While the 7th, Christus Secundum Carnem, argues “Christian piety of whatever age must centre round the Person of Christ(48)”. In the 8th, Christ, the Church and the Sacraments, spheres of faith, is when “a… change in the structure of basic Christian thoughts… make itself…(58)” in their conception. The 9th, The State of Liturgical Life on the Eve of the Reformation, is “…judging from the general state of the Church at that time(64)”. The 10th, Liturgical Life in the Baroque Period, is the “…forces which led to the rise of Baroque culture (80)”. The 11th is the “Conservation and Change in the Liturgy…of the Enlightenment… (89)”.

Part Two, “Separate Historical Problems” has 13 sections. The 1st, The Origin of Matins, is “…directed by historical analyses of the Breviary… to the early Christian Vigil (105)”. The 2nd, The Pre-Monastic Morning Hour in the Gallo-Spanish Region in the 6th Century, “…determine more precisely the outline of the pre-monastic morning hour in this region(124)” in the following arguments: I. Exhortatio Matutina, II. Evidence from Extra-Liturgical Sources Concerning the Morning Hour in South Gaul and Spain, III. Matins in the Mozarabic Liturgy, and IV. The Morning Hour in the Roman Liturgy. The 3rd, Essays in the Structure of the Canonical Hours, begins with (1) Psalmody as the Introduction to the Hours, which is indications “… the psalmodic section[was]…seen…as the preamble… (159)”. While the development of (2) The Scope of the Lessons in the Office and of (3) Genuflection between Psalm and Oration, is considered along with clarification of “… a few points of detail concerning the beginning of the preces (181)” in (4) The Kyrie Eleison of the Preces and the deduction of the “…weight (191)…” of (5) The Lord’s Prayer in the Roman Breviary, in the final essay. The 4th is “Why was Cardinal Quinonez’ Reformed Breviary a Failure? (200)” which was “…undertaken at the behest of Pope Clement VIII(200)”. The 5th, The Extended Celebration of Epiphany in the Roman Missal, is seen from “…the notes on the masses for the Sundays after Epiphany in contemporary standard commentaries on the Mass or in English editions of the Missal… (214)”. The 6th, The Forty Hours Devotion and the Holy Sepulcher, supports the assertion of H. Thurston the devotion was “…a special name for the pious vigil before the Easter grave (224)6.”

- _GIVEN INSTRUCTION 1_: In the liturgy overview, how many sections does Part Two have?
- _GIVEN INSTRUCTION 2_: Pick up the liturgy overview after its last sentence and continue it.

- _SUPPLIED INFORMATION_:

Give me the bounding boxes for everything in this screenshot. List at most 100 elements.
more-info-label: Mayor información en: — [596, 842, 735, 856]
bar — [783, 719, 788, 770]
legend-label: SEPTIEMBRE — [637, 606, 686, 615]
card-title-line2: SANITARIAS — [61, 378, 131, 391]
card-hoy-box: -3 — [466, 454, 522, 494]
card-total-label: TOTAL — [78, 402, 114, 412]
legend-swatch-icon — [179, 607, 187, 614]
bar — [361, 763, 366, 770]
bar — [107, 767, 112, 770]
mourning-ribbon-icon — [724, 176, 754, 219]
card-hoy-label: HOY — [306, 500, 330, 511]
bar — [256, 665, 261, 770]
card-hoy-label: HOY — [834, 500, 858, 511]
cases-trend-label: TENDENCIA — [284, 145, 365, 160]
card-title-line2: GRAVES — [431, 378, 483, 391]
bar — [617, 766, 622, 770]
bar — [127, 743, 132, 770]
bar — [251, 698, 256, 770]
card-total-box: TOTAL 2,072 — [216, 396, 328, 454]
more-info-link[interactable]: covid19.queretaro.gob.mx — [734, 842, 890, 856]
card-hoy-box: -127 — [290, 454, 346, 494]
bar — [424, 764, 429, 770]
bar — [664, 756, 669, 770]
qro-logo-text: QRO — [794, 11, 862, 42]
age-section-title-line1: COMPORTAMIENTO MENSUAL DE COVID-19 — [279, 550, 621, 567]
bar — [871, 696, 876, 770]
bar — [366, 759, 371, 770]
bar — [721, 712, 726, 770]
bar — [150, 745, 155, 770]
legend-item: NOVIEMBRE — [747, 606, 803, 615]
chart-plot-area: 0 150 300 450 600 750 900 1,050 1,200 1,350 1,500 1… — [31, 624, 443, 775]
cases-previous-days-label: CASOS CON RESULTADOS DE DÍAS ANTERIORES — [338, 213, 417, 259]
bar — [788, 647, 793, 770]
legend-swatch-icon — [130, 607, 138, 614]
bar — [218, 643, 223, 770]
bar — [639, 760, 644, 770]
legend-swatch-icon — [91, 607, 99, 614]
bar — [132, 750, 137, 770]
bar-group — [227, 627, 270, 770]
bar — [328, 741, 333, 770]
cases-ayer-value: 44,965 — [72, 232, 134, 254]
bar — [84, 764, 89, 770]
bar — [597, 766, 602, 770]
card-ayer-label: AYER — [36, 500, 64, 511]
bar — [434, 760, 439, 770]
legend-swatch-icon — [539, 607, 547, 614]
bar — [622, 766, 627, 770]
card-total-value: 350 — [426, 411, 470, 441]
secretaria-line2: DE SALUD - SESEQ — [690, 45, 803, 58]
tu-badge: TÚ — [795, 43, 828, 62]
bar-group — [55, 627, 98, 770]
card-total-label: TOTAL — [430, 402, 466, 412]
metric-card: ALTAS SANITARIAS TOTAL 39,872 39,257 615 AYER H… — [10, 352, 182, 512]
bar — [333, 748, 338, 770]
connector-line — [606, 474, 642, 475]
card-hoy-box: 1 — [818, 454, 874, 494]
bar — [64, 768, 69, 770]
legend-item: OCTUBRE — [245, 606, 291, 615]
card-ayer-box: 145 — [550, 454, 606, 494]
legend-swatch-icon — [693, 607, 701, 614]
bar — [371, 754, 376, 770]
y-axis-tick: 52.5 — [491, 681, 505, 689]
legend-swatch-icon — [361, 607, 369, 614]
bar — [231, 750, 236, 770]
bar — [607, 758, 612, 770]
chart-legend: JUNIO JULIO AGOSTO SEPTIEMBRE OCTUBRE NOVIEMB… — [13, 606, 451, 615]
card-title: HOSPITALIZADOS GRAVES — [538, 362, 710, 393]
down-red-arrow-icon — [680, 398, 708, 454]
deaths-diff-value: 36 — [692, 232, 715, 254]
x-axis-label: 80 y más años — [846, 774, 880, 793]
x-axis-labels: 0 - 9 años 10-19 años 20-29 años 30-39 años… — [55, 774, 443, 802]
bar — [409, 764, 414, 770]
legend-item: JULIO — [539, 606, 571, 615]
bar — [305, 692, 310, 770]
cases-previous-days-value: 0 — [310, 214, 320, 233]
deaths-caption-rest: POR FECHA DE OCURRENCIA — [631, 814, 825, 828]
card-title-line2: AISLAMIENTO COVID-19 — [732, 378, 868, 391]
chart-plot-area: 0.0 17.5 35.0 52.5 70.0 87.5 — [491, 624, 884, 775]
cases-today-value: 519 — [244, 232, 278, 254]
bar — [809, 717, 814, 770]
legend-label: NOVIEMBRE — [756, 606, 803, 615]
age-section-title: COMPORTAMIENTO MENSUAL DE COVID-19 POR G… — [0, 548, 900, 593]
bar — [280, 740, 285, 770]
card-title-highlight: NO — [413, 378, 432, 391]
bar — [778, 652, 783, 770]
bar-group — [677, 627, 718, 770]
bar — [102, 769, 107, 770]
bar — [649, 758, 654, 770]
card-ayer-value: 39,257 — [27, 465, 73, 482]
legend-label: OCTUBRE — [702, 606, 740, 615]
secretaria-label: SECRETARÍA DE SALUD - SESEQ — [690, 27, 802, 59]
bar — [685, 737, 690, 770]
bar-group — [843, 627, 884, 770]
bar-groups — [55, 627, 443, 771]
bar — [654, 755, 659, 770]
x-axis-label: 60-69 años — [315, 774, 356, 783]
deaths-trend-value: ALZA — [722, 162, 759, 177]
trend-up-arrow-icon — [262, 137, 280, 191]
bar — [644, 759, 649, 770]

- _REPLY 1_: Thirteen.

- _REPLY 2_:
While the 7th, The Octave of Pentecost and Public Penance in the Roman Liturgy, is the “…search for the original structure of Pentecost week (241)”. The 8th, The Weekly Cycle in the Liturgy, is on “…giving up the idea of working through the whole psalter every week(252)” in (1) Easter Week in Early Times, (2) Alcuin’s Week-Day Masses, (3) The Trinitarian Scheme and Veneration of Saints, (4) Late Attempts at a Solution and (5) Conclusions and Prospects. The 9th, Accepit Panem, is on “…our Lord’s action in taking the bread in His hands…(277)”. The 10th, The Basic Shape of the Mass, is on “..how we are to describe the formal nature of the actual liturgy(282)”. The 11th, Fermentum: A Symbol of Church Unity and Its Observance in the Middle Ages, is on “the original meaning of the word communio…(287)”. The 12th, From Patrocinium to the Act of Consecration, “…examine the lines of development…(296)”. While the 13th is “The Fundamental Idea of Sacred Heart Devotion in the Context of the Church’s Prayer(314)”.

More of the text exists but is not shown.